> **Work to complete**: Return each line that holds the word "text".

> **Supplied records**:
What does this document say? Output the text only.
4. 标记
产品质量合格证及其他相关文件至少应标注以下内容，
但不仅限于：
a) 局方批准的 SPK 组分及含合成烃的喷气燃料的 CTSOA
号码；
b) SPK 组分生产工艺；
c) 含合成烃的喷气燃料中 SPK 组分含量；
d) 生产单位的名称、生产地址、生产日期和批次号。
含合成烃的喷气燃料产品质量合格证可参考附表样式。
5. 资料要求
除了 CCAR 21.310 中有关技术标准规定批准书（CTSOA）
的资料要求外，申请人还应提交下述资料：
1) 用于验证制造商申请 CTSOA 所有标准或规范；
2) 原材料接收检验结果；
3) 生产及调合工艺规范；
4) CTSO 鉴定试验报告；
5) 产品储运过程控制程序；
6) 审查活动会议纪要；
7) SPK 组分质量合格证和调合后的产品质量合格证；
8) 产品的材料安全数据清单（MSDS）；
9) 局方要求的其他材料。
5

--

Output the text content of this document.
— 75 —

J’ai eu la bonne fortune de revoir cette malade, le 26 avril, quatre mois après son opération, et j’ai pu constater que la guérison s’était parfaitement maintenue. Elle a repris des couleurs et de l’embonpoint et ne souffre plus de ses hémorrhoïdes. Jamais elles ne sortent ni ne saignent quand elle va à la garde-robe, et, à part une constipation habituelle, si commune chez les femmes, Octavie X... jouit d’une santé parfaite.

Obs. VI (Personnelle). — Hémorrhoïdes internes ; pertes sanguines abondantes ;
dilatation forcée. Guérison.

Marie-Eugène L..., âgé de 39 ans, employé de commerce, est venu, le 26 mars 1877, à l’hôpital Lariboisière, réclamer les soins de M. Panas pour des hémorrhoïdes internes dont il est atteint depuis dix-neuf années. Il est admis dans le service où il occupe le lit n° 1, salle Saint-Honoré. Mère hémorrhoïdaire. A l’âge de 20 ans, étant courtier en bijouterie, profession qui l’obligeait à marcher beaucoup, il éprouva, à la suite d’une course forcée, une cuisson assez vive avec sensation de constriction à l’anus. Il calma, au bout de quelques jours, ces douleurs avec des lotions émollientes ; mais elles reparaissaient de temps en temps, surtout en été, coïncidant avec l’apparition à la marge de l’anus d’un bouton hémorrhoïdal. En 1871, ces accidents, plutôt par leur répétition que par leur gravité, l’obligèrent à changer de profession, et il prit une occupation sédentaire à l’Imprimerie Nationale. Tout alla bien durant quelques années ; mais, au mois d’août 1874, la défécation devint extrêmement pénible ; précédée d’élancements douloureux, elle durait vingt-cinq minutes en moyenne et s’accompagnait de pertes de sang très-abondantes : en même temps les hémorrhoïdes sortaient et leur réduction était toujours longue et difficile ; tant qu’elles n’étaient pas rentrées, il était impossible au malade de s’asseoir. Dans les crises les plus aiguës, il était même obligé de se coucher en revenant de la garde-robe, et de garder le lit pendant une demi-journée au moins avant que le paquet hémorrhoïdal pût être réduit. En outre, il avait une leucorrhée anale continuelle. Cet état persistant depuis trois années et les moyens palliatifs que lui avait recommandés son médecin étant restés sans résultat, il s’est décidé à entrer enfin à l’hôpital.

> **Full output**:
What does this document say? Output the text only.
Output the text content of this document.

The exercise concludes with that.